--- begin ---
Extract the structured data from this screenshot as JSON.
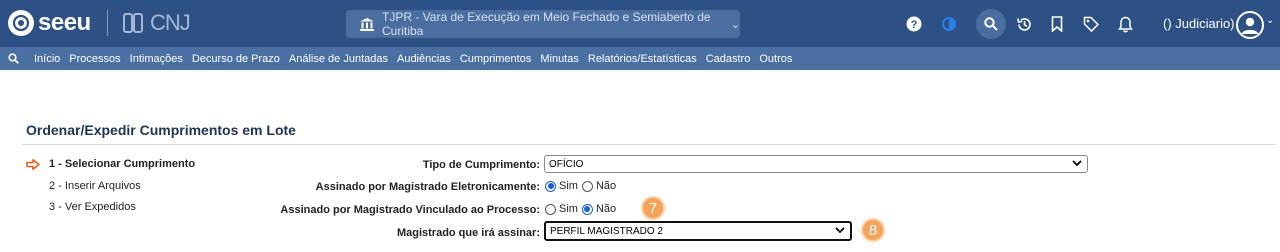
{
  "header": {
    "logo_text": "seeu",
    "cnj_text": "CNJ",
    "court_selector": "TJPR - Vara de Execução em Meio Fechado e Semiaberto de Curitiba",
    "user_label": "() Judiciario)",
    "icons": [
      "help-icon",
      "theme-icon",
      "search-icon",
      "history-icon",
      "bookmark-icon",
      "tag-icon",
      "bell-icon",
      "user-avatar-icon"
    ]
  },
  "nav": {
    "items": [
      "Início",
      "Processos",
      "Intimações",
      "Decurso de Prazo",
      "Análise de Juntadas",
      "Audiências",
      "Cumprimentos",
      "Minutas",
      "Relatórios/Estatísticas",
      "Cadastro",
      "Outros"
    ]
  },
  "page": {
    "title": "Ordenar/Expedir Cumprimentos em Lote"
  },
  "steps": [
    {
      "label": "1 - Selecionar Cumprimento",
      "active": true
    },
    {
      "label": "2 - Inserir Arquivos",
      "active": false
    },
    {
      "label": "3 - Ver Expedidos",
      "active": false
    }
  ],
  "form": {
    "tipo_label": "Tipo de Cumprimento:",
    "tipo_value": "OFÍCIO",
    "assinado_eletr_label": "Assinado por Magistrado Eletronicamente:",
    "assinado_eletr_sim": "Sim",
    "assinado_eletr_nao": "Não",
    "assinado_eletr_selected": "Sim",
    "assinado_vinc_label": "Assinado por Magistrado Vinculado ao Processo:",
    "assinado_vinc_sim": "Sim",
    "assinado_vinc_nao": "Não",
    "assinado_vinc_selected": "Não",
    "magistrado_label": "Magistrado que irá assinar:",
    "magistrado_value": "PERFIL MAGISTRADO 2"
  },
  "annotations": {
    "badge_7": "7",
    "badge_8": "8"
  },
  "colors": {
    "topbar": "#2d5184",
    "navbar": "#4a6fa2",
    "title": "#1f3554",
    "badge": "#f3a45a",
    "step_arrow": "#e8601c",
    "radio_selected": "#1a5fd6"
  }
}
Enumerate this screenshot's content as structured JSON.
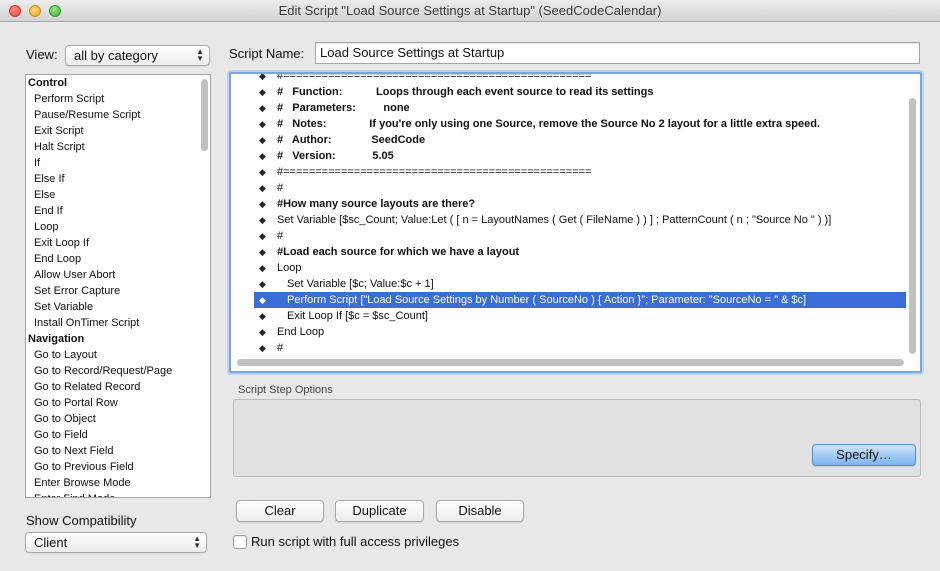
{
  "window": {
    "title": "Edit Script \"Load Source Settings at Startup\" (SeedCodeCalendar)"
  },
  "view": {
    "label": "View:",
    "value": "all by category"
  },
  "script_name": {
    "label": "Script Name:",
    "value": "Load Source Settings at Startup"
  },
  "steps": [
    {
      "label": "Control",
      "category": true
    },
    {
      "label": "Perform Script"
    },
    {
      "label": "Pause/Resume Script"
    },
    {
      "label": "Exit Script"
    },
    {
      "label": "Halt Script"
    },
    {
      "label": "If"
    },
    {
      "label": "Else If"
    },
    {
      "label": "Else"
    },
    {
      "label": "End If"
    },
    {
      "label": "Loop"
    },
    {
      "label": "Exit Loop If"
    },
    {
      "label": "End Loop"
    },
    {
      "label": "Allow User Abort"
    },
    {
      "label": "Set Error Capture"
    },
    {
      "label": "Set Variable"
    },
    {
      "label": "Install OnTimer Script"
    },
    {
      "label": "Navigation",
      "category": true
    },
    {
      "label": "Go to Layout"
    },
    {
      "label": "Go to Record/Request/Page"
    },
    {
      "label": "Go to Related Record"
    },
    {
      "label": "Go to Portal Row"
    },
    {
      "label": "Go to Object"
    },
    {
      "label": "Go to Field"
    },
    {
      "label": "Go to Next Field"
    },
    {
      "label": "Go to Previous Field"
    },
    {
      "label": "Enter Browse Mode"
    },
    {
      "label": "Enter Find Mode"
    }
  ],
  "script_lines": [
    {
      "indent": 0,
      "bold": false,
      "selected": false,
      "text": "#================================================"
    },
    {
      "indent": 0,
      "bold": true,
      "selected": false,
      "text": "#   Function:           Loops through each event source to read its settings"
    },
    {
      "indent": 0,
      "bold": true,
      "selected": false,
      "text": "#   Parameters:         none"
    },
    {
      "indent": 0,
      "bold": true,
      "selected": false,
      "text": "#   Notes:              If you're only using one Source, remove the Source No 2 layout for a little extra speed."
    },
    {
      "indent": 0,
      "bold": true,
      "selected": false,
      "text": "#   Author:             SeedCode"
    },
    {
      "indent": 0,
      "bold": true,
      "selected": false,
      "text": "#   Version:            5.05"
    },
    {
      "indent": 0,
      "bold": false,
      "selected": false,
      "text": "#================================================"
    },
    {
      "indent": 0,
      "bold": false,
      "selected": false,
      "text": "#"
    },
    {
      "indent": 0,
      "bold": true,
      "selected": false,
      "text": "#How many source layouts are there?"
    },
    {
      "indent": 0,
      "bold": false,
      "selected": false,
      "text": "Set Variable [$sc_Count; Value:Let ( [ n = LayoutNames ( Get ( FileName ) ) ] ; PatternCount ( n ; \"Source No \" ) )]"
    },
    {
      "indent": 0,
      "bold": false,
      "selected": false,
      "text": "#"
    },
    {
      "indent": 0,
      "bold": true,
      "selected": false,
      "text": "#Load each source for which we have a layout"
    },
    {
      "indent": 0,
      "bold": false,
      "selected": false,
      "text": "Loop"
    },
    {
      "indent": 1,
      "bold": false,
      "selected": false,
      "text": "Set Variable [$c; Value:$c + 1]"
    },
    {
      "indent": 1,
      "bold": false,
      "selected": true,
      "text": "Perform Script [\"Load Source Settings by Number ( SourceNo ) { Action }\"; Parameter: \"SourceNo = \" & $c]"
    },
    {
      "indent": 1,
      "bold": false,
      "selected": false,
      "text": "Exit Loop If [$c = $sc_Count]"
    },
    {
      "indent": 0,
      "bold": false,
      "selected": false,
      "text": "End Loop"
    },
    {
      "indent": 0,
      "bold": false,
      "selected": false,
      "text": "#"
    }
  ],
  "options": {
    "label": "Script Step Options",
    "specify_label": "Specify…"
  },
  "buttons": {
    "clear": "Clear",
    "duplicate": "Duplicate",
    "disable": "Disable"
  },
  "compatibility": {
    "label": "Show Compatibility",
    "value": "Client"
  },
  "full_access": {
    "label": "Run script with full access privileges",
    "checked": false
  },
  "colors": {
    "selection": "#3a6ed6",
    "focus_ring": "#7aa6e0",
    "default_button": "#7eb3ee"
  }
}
--- end ---
- _What is required_:
The word "each" may occur in lines of the records. Report how many such lines there are, giving only the number.

- _Written reply_:
2